EXERCISE PASSAGE ->
━━━━━━

Warning: Even Moderate Drinking Can Increase Your Cancer Risk
Based on tons of research, we already know that heavy drinking can put you at a higher risk for various diseases and disorders. But what about moderate drinking levels? Can it really hurt to knock back one drink a day?
According to a recent study, the answer is an emphatic “yes.”
Alcohol Consumption and Gender
Professor Edward Giovannucci of the Harvard T.H. Chan School of Public Health in Boston, MA investigated the impact of alcohol consumption (as it relates to cancer) by studying 88,084 women and 47,881 men over a thirty-year period. The results of Giovannucci’s study might take you by surprise.
Overall results showed alcohol consumption is associated with an increased risk of cancer, in both men and women. However, the risk for women shows up at much lower drinking levels than for men.
What’s more; women drinking a mere 5 to 14.9 grams of alcohol per day can increase their risk of alcohol-related cancer – mainly breast cancer. Keep in mind that 5 to 14.9 grams of alcohol is less than what’s been deemed a “typical-sized alcoholic beverage” per day.
While drinking was linked with increased cancer risk for both genders, the risks varied by the following causes.
- For men, increased drinking frequency was associated with increased alcohol-related cancer risk.

━━━━━━

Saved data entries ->
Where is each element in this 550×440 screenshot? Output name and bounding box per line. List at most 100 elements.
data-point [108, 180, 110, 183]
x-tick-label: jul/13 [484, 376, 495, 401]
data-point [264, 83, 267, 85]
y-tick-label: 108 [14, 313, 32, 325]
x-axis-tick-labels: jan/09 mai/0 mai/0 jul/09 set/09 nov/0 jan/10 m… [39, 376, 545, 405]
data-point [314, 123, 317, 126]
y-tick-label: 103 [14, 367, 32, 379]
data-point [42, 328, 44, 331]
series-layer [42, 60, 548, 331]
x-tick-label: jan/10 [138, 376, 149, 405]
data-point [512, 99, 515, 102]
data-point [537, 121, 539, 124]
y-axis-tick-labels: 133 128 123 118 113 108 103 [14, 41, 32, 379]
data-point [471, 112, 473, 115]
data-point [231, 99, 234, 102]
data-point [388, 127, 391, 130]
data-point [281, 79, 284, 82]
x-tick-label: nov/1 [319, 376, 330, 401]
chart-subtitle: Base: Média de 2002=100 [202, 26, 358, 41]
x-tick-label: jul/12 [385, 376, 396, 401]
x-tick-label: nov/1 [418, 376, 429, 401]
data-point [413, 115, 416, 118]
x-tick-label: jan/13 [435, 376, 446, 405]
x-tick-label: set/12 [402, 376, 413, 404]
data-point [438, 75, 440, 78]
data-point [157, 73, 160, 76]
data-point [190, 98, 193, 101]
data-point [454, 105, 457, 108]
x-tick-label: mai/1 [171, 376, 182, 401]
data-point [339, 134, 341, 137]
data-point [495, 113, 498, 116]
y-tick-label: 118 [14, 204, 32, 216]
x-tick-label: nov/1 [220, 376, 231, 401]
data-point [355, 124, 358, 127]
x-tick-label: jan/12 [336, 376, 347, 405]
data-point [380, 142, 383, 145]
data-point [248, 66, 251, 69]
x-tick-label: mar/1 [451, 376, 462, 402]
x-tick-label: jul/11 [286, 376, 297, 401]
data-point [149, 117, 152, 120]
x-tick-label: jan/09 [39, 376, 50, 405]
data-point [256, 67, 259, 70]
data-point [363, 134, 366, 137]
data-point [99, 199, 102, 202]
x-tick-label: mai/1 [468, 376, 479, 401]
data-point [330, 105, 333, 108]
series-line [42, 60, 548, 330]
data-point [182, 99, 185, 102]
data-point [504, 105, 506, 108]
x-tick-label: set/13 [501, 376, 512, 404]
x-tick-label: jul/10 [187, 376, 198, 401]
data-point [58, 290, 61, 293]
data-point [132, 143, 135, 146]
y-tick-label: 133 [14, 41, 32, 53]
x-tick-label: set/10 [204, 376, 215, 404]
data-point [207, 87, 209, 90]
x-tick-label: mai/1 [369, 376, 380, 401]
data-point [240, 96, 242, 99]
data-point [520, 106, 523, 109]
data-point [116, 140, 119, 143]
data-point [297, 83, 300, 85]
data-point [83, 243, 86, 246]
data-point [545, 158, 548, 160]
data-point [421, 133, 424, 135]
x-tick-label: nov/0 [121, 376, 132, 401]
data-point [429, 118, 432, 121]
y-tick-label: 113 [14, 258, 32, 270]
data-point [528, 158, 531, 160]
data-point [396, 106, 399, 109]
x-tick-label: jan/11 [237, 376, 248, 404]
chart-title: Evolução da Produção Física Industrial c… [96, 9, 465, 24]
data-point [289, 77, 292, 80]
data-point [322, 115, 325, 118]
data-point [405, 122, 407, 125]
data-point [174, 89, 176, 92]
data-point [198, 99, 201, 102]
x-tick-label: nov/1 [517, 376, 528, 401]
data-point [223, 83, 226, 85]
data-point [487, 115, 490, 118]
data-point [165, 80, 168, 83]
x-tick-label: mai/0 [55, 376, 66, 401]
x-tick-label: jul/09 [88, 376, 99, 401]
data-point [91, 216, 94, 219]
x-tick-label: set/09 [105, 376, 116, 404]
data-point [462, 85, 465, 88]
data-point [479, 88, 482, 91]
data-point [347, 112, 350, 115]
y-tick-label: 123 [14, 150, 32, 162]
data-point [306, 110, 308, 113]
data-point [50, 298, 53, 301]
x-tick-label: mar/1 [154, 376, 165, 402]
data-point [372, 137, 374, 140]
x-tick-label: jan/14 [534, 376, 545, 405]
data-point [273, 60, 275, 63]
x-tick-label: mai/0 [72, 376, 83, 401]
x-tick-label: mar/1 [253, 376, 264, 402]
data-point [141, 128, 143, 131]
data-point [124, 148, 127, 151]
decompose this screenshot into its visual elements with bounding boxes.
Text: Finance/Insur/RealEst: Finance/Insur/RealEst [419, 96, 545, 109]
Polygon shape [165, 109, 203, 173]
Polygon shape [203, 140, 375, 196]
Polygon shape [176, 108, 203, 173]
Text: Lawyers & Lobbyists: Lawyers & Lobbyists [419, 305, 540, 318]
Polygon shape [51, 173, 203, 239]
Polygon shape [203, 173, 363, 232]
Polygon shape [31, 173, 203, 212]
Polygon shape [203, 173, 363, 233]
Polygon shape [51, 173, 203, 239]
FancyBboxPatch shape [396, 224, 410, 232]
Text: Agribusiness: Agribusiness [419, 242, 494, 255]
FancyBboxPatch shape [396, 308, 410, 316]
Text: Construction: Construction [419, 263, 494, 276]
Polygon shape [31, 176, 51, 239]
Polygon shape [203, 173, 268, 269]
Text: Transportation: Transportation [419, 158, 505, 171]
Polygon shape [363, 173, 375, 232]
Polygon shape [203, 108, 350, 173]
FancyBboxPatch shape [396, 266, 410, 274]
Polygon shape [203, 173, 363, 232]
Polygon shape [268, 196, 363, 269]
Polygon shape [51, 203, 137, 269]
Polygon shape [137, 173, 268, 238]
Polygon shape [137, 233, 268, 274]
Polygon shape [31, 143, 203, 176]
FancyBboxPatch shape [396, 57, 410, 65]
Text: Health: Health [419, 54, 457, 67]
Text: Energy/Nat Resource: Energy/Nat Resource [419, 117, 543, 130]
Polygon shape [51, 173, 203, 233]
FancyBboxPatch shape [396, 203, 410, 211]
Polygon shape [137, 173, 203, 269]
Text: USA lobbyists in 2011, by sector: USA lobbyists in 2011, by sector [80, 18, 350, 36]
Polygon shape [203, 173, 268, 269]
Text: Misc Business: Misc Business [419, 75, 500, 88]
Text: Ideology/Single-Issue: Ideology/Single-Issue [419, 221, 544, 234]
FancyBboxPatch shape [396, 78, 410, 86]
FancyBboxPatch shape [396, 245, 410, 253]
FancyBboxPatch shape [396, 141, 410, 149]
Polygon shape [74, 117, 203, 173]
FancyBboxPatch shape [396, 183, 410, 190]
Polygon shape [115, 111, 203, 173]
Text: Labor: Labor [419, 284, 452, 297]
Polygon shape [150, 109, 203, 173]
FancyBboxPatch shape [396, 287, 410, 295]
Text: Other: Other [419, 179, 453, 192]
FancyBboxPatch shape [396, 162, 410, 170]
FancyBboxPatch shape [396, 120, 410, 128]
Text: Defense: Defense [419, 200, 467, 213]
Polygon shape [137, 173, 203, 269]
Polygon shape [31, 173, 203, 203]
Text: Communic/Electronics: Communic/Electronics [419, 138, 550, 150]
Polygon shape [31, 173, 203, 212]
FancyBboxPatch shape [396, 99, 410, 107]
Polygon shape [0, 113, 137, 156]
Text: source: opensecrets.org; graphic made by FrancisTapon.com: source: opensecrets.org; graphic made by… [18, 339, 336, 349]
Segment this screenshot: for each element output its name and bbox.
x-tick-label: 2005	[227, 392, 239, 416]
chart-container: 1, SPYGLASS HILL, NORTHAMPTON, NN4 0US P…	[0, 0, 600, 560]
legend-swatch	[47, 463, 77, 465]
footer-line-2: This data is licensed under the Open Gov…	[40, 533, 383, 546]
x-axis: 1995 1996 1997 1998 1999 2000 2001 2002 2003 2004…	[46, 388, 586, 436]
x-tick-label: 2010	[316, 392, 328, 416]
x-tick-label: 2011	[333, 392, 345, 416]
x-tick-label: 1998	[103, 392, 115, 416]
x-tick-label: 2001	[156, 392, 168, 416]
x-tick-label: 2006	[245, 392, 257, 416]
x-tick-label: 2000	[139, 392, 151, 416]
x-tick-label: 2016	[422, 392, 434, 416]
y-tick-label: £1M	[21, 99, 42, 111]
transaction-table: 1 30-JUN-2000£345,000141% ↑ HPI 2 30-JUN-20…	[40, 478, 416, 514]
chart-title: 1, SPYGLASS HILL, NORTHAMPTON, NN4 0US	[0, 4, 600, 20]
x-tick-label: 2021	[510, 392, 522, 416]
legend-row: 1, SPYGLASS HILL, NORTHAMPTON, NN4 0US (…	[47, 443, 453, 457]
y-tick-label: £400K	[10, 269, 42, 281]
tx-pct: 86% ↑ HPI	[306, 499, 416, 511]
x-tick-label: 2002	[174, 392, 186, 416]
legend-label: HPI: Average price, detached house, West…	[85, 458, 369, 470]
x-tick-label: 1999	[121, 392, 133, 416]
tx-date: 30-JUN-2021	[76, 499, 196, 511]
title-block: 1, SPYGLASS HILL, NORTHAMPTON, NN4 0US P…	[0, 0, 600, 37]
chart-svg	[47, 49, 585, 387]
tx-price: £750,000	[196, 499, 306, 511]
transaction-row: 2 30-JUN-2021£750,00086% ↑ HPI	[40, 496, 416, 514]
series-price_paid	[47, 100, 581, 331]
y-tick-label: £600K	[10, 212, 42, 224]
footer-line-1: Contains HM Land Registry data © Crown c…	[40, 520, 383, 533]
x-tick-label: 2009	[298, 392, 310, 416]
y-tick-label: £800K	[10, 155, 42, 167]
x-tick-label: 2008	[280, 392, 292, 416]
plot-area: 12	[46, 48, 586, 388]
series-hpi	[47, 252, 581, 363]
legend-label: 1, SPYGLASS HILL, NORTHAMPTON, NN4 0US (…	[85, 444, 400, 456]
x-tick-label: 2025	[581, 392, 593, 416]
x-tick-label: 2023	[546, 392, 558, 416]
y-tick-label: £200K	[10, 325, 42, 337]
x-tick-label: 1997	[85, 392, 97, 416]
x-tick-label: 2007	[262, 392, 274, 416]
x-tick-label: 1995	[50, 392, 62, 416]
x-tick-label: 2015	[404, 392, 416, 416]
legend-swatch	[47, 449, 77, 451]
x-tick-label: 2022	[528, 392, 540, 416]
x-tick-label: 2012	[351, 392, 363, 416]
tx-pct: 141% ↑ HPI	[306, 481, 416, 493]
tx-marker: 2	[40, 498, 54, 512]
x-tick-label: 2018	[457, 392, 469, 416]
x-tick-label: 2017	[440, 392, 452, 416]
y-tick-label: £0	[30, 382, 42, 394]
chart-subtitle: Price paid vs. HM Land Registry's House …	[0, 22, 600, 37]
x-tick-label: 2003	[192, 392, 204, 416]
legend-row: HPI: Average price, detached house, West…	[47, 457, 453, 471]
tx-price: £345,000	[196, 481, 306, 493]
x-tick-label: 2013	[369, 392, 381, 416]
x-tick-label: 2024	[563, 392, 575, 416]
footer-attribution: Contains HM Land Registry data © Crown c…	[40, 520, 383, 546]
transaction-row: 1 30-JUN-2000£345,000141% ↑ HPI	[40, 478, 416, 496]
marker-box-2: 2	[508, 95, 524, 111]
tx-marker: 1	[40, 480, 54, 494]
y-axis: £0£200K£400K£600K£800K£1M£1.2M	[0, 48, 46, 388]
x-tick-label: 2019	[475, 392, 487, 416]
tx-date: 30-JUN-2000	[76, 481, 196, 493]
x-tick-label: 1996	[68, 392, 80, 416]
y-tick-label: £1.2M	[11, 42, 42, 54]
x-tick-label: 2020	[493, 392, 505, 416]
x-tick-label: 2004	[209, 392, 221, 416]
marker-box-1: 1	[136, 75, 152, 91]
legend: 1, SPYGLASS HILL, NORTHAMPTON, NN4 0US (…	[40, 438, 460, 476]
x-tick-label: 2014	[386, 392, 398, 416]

━━━━━━

WHAT THE TASK ASKS ->
Reproduce the entire article on moderate drinking and cancer risk above, word for word.

RESPONSE TO THIS TASK ->
Warning: Even Moderate Drinking Can Increase Your Cancer Risk
Based on tons of research, we already know that heavy drinking can put you at a higher risk for various diseases and disorders. But what about moderate drinking levels? Can it really hurt to knock back one drink a day?
According to a recent study, the answer is an emphatic “yes.”
Alcohol Consumption and Gender
Professor Edward Giovannucci of the Harvard T.H. Chan School of Public Health in Boston, MA investigated the impact of alcohol consumption (as it relates to cancer) by studying 88,084 women and 47,881 men over a thirty-year period. The results of Giovannucci’s study might take you by surprise.
Overall results showed alcohol consumption is associated with an increased risk of cancer, in both men and women. However, the risk for women shows up at much lower drinking levels than for men.
What’s more; women drinking a mere 5 to 14.9 grams of alcohol per day can increase their risk of alcohol-related cancer – mainly breast cancer. Keep in mind that 5 to 14.9 grams of alcohol is less than what’s been deemed a “typical-sized alcoholic beverage” per day.
While drinking was linked with increased cancer risk for both genders, the risks varied by the following causes.
- For men, increased drinking frequency was associated with increased alcohol-related cancer risk.